- [What is required]: Can you restate the records below word for word?

- [Dataset extract]:
"""
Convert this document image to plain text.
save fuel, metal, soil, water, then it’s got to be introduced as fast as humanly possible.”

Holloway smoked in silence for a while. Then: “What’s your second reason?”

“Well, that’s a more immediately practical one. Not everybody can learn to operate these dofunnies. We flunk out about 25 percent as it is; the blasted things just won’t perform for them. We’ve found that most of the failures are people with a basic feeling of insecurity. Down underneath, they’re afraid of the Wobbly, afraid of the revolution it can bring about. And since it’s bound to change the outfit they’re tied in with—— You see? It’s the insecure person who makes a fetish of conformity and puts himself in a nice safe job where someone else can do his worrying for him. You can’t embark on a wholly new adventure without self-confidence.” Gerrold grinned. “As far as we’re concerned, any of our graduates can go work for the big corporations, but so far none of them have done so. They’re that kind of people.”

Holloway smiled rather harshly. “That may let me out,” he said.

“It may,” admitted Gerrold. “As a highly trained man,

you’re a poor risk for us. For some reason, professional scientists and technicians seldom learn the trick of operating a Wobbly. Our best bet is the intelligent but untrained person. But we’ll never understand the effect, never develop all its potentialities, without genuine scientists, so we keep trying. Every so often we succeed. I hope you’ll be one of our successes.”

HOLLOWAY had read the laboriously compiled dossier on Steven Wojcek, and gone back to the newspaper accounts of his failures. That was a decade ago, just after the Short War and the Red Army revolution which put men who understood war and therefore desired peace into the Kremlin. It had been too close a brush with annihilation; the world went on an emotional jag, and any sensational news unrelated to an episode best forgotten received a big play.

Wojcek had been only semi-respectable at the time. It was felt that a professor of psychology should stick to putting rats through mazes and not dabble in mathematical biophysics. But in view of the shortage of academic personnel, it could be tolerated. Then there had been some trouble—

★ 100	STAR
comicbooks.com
"""
- [Final result]:
Convert this document image to plain text.
save fuel, metal, soil, water, then it’s got to be introduced as fast as humanly possible.”

Holloway smoked in silence for a while. Then: “What’s your second reason?”

“Well, that’s a more immediately practical one. Not everybody can learn to operate these dofunnies. We flunk out about 25 percent as it is; the blasted things just won’t perform for them. We’ve found that most of the failures are people with a basic feeling of insecurity. Down underneath, they’re afraid of the Wobbly, afraid of the revolution it can bring about. And since it’s bound to change the outfit they’re tied in with—— You see? It’s the insecure person who makes a fetish of conformity and puts himself in a nice safe job where someone else can do his worrying for him. You can’t embark on a wholly new adventure without self-confidence.” Gerrold grinned. “As far as we’re concerned, any of our graduates can go work for the big corporations, but so far none of them have done so. They’re that kind of people.”

Holloway smiled rather harshly. “That may let me out,” he said.

“It may,” admitted Gerrold. “As a highly trained man,

you’re a poor risk for us. For some reason, professional scientists and technicians seldom learn the trick of operating a Wobbly. Our best bet is the intelligent but untrained person. But we’ll never understand the effect, never develop all its potentialities, without genuine scientists, so we keep trying. Every so often we succeed. I hope you’ll be one of our successes.”

HOLLOWAY had read the laboriously compiled dossier on Steven Wojcek, and gone back to the newspaper accounts of his failures. That was a decade ago, just after the Short War and the Red Army revolution which put men who understood war and therefore desired peace into the Kremlin. It had been too close a brush with annihilation; the world went on an emotional jag, and any sensational news unrelated to an episode best forgotten received a big play.

Wojcek had been only semi-respectable at the time. It was felt that a professor of psychology should stick to putting rats through mazes and not dabble in mathematical biophysics. But in view of the shortage of academic personnel, it could be tolerated. Then there had been some trouble—

★ 100	STAR
comicbooks.com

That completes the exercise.